What you have to do: Write out every line of the material exactly as it appears.

(Figure record extracts)
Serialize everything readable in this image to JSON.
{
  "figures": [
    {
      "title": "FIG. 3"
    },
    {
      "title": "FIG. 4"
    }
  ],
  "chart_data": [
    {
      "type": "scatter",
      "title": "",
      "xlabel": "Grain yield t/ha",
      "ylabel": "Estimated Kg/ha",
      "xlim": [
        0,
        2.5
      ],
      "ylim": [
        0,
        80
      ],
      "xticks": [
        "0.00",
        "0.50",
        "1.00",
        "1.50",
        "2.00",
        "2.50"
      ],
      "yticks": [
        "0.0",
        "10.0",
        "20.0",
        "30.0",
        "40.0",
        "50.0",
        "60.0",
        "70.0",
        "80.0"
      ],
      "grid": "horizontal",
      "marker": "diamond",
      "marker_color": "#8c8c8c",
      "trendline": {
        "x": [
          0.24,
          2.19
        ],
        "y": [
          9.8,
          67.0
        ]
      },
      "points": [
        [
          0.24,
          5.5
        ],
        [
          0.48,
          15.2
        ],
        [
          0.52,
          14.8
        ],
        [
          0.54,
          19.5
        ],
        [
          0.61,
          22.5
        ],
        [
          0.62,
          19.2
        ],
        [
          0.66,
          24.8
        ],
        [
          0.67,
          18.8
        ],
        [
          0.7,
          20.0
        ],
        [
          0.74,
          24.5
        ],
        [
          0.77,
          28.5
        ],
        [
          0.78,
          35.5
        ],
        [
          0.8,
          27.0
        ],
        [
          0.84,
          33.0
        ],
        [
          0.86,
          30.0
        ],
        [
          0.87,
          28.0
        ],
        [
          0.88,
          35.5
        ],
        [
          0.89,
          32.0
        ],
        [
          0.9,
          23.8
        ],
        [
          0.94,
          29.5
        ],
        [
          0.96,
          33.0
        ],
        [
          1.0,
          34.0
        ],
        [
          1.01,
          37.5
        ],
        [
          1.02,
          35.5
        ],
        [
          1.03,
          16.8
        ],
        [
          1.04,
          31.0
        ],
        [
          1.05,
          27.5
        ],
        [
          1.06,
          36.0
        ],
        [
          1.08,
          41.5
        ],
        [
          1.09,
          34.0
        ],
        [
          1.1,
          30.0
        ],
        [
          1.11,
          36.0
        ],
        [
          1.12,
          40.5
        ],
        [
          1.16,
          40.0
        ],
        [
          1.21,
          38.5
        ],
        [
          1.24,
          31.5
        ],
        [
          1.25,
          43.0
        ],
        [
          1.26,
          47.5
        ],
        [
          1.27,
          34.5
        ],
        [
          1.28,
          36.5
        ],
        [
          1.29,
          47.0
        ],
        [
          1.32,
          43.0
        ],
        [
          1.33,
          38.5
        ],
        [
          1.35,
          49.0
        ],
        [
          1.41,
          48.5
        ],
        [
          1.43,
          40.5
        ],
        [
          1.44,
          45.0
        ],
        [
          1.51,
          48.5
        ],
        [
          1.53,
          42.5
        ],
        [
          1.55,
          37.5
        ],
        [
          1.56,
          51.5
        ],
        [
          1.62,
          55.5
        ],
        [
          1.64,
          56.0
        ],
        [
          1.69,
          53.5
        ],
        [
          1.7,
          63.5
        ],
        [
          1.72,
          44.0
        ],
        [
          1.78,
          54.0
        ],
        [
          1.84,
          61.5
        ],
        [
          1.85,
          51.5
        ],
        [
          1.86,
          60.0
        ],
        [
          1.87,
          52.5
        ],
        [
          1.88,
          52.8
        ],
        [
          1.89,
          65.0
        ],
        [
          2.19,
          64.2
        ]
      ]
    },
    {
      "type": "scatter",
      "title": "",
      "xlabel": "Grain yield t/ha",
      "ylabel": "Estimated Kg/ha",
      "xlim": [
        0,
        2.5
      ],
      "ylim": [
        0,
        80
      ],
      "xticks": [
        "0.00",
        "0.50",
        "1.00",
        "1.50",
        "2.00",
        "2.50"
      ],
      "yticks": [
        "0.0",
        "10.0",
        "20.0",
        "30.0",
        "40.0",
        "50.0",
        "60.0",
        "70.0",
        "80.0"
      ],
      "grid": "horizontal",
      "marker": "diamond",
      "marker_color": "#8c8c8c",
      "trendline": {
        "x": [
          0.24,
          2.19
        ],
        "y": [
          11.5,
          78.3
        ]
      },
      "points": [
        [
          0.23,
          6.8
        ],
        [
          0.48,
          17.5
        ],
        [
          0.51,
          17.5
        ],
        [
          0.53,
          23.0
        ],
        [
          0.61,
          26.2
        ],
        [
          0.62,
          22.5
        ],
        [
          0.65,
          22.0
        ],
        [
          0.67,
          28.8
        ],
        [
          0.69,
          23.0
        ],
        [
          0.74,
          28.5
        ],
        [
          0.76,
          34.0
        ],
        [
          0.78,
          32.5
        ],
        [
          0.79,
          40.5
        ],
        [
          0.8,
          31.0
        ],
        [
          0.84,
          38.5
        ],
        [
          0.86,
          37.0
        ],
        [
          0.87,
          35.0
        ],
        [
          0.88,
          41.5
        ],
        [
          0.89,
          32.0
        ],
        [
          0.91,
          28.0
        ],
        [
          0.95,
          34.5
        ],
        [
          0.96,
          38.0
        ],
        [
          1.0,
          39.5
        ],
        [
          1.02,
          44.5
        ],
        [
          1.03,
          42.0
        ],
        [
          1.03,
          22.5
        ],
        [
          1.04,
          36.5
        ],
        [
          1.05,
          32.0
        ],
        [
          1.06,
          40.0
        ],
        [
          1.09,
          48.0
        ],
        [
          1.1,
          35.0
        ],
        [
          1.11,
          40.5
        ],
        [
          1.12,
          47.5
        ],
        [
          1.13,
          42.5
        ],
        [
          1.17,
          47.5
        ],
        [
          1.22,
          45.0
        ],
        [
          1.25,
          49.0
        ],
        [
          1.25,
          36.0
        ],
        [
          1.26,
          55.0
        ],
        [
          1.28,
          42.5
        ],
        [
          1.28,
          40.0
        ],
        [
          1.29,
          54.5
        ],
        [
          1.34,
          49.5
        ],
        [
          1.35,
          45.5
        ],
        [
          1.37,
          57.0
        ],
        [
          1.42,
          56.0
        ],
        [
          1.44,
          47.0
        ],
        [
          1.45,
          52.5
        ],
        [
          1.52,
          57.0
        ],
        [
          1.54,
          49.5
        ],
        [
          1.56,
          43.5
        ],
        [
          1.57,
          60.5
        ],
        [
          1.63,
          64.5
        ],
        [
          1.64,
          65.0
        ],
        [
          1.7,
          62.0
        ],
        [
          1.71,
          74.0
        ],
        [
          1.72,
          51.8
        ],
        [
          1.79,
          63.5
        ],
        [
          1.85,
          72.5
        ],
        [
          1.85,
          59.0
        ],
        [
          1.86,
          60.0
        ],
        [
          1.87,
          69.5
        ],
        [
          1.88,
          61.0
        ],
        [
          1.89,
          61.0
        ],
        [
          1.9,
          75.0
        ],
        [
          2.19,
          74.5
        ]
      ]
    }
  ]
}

Solution to this task:
Serialize everything readable in this image to JSON.
{
  "figures": [
    {
      "title": "FIG. 3"
    },
    {
      "title": "FIG. 4"
    }
  ],
  "chart_data": [
    {
      "type": "scatter",
      "title": "",
      "xlabel": "Grain yield t/ha",
      "ylabel": "Estimated Kg/ha",
      "xlim": [
        0,
        2.5
      ],
      "ylim": [
        0,
        80
      ],
      "xticks": [
        "0.00",
        "0.50",
        "1.00",
        "1.50",
        "2.00",
        "2.50"
      ],
      "yticks": [
        "0.0",
        "10.0",
        "20.0",
        "30.0",
        "40.0",
        "50.0",
        "60.0",
        "70.0",
        "80.0"
      ],
      "grid": "horizontal",
      "marker": "diamond",
      "marker_color": "#8c8c8c",
      "trendline": {
        "x": [
          0.24,
          2.19
        ],
        "y": [
          9.8,
          67.0
        ]
      },
      "points": [
        [
          0.24,
          5.5
        ],
        [
          0.48,
          15.2
        ],
        [
          0.52,
          14.8
        ],
        [
          0.54,
          19.5
        ],
        [
          0.61,
          22.5
        ],
        [
          0.62,
          19.2
        ],
        [
          0.66,
          24.8
        ],
        [
          0.67,
          18.8
        ],
        [
          0.7,
          20.0
        ],
        [
          0.74,
          24.5
        ],
        [
          0.77,
          28.5
        ],
        [
          0.78,
          35.5
        ],
        [
          0.8,
          27.0
        ],
        [
          0.84,
          33.0
        ],
        [
          0.86,
          30.0
        ],
        [
          0.87,
          28.0
        ],
        [
          0.88,
          35.5
        ],
        [
          0.89,
          32.0
        ],
        [
          0.9,
          23.8
        ],
        [
          0.94,
          29.5
        ],
        [
          0.96,
          33.0
        ],
        [
          1.0,
          34.0
        ],
        [
          1.01,
          37.5
        ],
        [
          1.02,
          35.5
        ],
        [
          1.03,
          16.8
        ],
        [
          1.04,
          31.0
        ],
        [
          1.05,
          27.5
        ],
        [
          1.06,
          36.0
        ],
        [
          1.08,
          41.5
        ],
        [
          1.09,
          34.0
        ],
        [
          1.1,
          30.0
        ],
        [
          1.11,
          36.0
        ],
        [
          1.12,
          40.5
        ],
        [
          1.16,
          40.0
        ],
        [
          1.21,
          38.5
        ],
        [
          1.24,
          31.5
        ],
        [
          1.25,
          43.0
        ],
        [
          1.26,
          47.5
        ],
        [
          1.27,
          34.5
        ],
        [
          1.28,
          36.5
        ],
        [
          1.29,
          47.0
        ],
        [
          1.32,
          43.0
        ],
        [
          1.33,
          38.5
        ],
        [
          1.35,
          49.0
        ],
        [
          1.41,
          48.5
        ],
        [
          1.43,
          40.5
        ],
        [
          1.44,
          45.0
        ],
        [
          1.51,
          48.5
        ],
        [
          1.53,
          42.5
        ],
        [
          1.55,
          37.5
        ],
        [
          1.56,
          51.5
        ],
        [
          1.62,
          55.5
        ],
        [
          1.64,
          56.0
        ],
        [
          1.69,
          53.5
        ],
        [
          1.7,
          63.5
        ],
        [
          1.72,
          44.0
        ],
        [
          1.78,
          54.0
        ],
        [
          1.84,
          61.5
        ],
        [
          1.85,
          51.5
        ],
        [
          1.86,
          60.0
        ],
        [
          1.87,
          52.5
        ],
        [
          1.88,
          52.8
        ],
        [
          1.89,
          65.0
        ],
        [
          2.19,
          64.2
        ]
      ]
    },
    {
      "type": "scatter",
      "title": "",
      "xlabel": "Grain yield t/ha",
      "ylabel": "Estimated Kg/ha",
      "xlim": [
        0,
        2.5
      ],
      "ylim": [
        0,
        80
      ],
      "xticks": [
        "0.00",
        "0.50",
        "1.00",
        "1.50",
        "2.00",
        "2.50"
      ],
      "yticks": [
        "0.0",
        "10.0",
        "20.0",
        "30.0",
        "40.0",
        "50.0",
        "60.0",
        "70.0",
        "80.0"
      ],
      "grid": "horizontal",
      "marker": "diamond",
      "marker_color": "#8c8c8c",
      "trendline": {
        "x": [
          0.24,
          2.19
        ],
        "y": [
          11.5,
          78.3
        ]
      },
      "points": [
        [
          0.23,
          6.8
        ],
        [
          0.48,
          17.5
        ],
        [
          0.51,
          17.5
        ],
        [
          0.53,
          23.0
        ],
        [
          0.61,
          26.2
        ],
        [
          0.62,
          22.5
        ],
        [
          0.65,
          22.0
        ],
        [
          0.67,
          28.8
        ],
        [
          0.69,
          23.0
        ],
        [
          0.74,
          28.5
        ],
        [
          0.76,
          34.0
        ],
        [
          0.78,
          32.5
        ],
        [
          0.79,
          40.5
        ],
        [
          0.8,
          31.0
        ],
        [
          0.84,
          38.5
        ],
        [
          0.86,
          37.0
        ],
        [
          0.87,
          35.0
        ],
        [
          0.88,
          41.5
        ],
        [
          0.89,
          32.0
        ],
        [
          0.91,
          28.0
        ],
        [
          0.95,
          34.5
        ],
        [
          0.96,
          38.0
        ],
        [
          1.0,
          39.5
        ],
        [
          1.02,
          44.5
        ],
        [
          1.03,
          42.0
        ],
        [
          1.03,
          22.5
        ],
        [
          1.04,
          36.5
        ],
        [
          1.05,
          32.0
        ],
        [
          1.06,
          40.0
        ],
        [
          1.09,
          48.0
        ],
        [
          1.1,
          35.0
        ],
        [
          1.11,
          40.5
        ],
        [
          1.12,
          47.5
        ],
        [
          1.13,
          42.5
        ],
        [
          1.17,
          47.5
        ],
        [
          1.22,
          45.0
        ],
        [
          1.25,
          49.0
        ],
        [
          1.25,
          36.0
        ],
        [
          1.26,
          55.0
        ],
        [
          1.28,
          42.5
        ],
        [
          1.28,
          40.0
        ],
        [
          1.29,
          54.5
        ],
        [
          1.34,
          49.5
        ],
        [
          1.35,
          45.5
        ],
        [
          1.37,
          57.0
        ],
        [
          1.42,
          56.0
        ],
        [
          1.44,
          47.0
        ],
        [
          1.45,
          52.5
        ],
        [
          1.52,
          57.0
        ],
        [
          1.54,
          49.5
        ],
        [
          1.56,
          43.5
        ],
        [
          1.57,
          60.5
        ],
        [
          1.63,
          64.5
        ],
        [
          1.64,
          65.0
        ],
        [
          1.7,
          62.0
        ],
        [
          1.71,
          74.0
        ],
        [
          1.72,
          51.8
        ],
        [
          1.79,
          63.5
        ],
        [
          1.85,
          72.5
        ],
        [
          1.85,
          59.0
        ],
        [
          1.86,
          60.0
        ],
        [
          1.87,
          69.5
        ],
        [
          1.88,
          61.0
        ],
        [
          1.89,
          61.0
        ],
        [
          1.9,
          75.0
        ],
        [
          2.19,
          74.5
        ]
      ]
    }
  ]
}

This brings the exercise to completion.